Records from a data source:
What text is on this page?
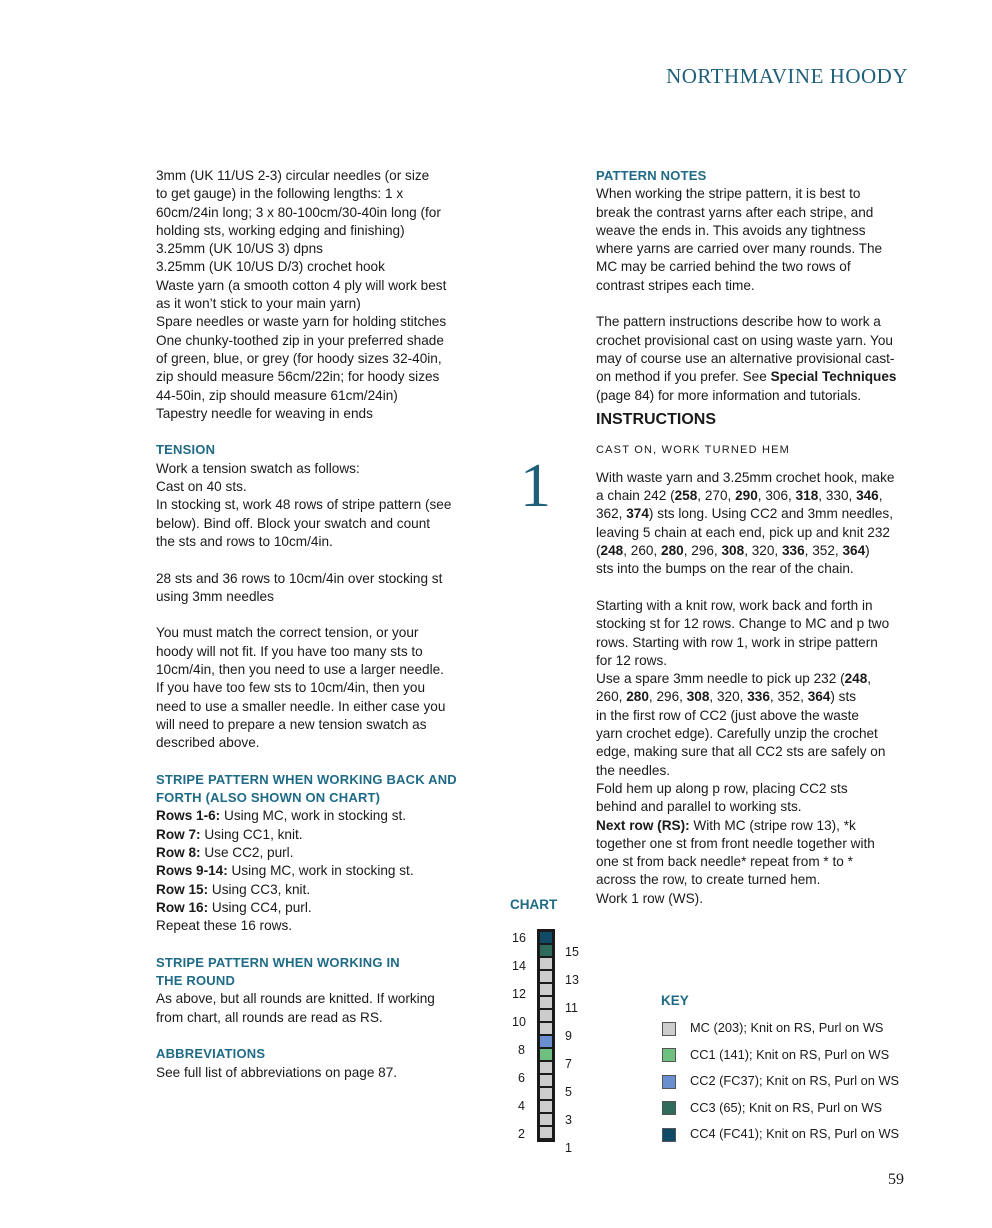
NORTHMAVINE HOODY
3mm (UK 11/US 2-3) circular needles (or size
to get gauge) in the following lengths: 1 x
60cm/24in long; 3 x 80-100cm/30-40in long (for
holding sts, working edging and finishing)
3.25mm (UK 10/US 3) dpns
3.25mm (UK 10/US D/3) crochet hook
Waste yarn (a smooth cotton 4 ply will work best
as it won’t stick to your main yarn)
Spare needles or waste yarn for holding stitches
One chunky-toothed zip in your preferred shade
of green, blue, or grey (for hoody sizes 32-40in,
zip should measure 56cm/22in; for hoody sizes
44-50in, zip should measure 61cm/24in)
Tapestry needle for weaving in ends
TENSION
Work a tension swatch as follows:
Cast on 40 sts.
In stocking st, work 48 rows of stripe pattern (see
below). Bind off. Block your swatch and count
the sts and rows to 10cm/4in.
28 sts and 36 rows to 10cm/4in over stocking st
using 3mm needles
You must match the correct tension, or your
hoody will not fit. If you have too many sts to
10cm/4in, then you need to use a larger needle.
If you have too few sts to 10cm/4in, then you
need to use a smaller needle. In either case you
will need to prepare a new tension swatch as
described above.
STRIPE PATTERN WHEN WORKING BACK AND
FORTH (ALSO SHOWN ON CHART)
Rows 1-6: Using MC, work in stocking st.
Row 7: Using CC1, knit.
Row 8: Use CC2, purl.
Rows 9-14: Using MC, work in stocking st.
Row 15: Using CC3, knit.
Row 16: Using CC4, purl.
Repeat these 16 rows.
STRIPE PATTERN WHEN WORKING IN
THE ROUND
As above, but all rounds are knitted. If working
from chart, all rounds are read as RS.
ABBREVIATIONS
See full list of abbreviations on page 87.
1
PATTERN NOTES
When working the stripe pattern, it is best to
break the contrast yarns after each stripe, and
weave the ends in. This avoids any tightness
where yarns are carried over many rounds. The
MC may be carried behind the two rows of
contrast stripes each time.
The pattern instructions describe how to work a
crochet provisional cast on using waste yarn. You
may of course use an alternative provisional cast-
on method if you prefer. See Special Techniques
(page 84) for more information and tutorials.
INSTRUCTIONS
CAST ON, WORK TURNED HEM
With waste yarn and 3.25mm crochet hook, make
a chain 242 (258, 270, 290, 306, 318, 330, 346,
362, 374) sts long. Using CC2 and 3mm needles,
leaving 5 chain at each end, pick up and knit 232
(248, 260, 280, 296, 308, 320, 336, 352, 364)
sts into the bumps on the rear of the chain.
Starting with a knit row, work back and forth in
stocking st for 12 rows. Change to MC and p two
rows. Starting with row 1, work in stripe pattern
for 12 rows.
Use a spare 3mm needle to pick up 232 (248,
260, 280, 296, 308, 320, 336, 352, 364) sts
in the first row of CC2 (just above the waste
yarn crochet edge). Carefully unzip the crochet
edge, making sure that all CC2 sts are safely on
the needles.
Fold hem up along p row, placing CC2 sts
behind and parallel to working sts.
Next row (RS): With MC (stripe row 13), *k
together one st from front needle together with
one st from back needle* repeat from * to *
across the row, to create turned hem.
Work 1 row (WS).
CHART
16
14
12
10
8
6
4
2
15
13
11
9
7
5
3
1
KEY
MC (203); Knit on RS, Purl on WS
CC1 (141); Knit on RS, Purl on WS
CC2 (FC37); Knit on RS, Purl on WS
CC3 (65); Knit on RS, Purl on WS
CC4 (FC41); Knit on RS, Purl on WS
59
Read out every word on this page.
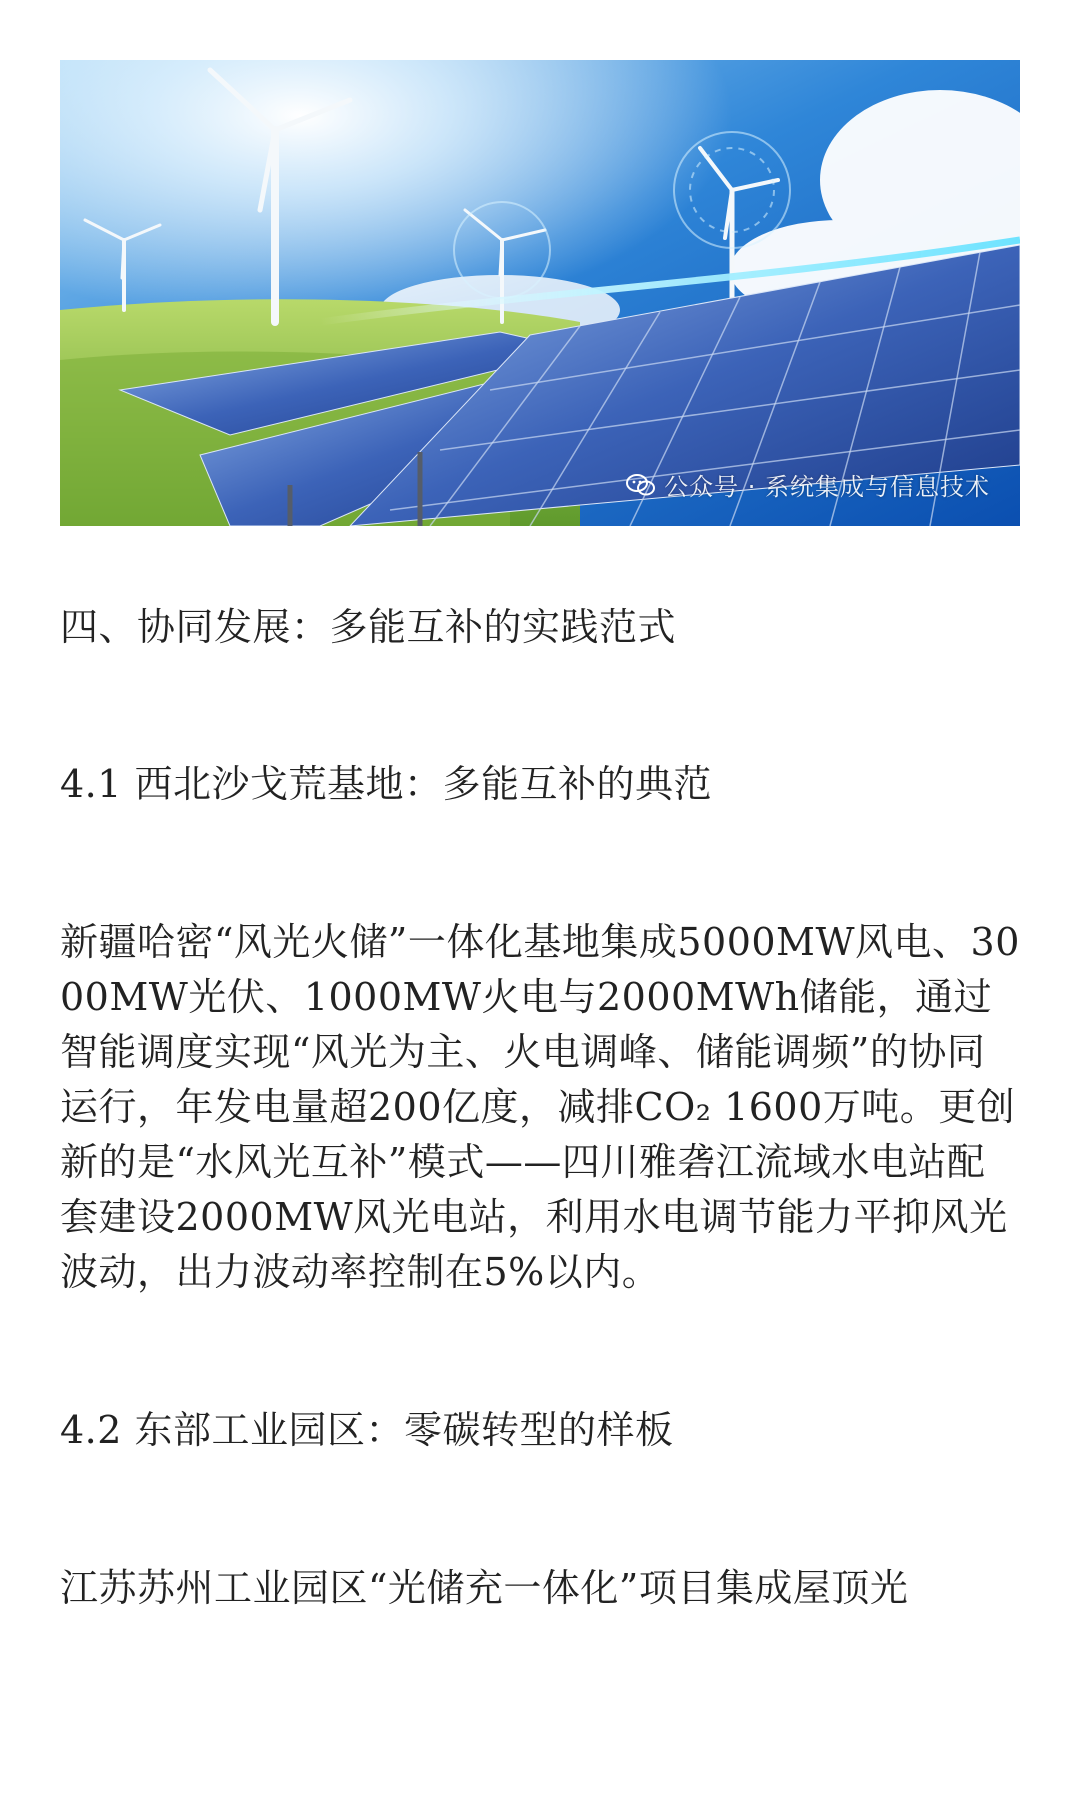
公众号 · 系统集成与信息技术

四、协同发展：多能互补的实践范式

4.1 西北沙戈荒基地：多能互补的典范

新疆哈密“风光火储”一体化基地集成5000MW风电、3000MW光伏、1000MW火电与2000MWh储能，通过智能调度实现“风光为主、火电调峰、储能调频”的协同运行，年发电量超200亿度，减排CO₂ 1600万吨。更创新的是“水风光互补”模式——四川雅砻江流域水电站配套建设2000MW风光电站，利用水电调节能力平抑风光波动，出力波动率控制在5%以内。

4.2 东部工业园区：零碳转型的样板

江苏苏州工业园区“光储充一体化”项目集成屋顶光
--
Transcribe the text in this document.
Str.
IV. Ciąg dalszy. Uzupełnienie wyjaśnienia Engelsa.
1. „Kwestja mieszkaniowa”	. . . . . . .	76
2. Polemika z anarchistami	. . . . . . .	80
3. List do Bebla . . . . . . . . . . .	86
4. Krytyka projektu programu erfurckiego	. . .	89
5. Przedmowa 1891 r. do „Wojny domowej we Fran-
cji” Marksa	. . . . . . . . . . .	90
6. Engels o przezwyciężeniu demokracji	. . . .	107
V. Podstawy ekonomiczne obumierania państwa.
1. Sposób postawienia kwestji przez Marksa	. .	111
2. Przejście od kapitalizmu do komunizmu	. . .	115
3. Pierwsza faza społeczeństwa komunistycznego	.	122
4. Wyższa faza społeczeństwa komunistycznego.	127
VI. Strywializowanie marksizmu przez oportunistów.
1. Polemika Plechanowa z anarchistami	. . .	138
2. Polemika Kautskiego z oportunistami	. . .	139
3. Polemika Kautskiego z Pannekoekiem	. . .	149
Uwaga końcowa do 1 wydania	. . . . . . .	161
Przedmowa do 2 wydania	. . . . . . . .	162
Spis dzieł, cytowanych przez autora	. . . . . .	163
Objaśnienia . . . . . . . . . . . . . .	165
* * *
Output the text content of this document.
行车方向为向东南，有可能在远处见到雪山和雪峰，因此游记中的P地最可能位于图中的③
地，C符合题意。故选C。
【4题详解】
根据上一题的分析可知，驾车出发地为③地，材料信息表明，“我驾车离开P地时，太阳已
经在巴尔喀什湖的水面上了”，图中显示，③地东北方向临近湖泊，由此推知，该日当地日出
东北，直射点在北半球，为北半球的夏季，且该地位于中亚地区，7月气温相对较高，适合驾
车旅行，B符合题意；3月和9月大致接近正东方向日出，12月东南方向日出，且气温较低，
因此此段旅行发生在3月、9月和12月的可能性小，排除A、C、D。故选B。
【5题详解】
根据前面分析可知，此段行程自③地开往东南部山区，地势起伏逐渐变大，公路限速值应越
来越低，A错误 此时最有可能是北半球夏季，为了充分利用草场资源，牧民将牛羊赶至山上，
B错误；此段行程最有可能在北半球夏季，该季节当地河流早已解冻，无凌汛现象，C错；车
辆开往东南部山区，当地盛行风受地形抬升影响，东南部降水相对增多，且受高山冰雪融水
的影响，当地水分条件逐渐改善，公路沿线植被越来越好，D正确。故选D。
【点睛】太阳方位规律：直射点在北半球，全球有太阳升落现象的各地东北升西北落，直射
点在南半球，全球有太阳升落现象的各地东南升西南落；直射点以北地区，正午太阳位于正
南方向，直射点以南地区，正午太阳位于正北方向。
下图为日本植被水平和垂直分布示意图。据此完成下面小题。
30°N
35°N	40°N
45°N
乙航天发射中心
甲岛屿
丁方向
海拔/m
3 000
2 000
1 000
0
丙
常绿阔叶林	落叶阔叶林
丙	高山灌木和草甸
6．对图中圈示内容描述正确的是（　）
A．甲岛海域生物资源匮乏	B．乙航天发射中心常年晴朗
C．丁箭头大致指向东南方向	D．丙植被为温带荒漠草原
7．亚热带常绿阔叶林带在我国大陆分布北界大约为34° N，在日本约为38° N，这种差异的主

> _Do this_: Look through the entries and work out how many lines have the word "yarns" in them; reply with that number only.

> _Task output_: 2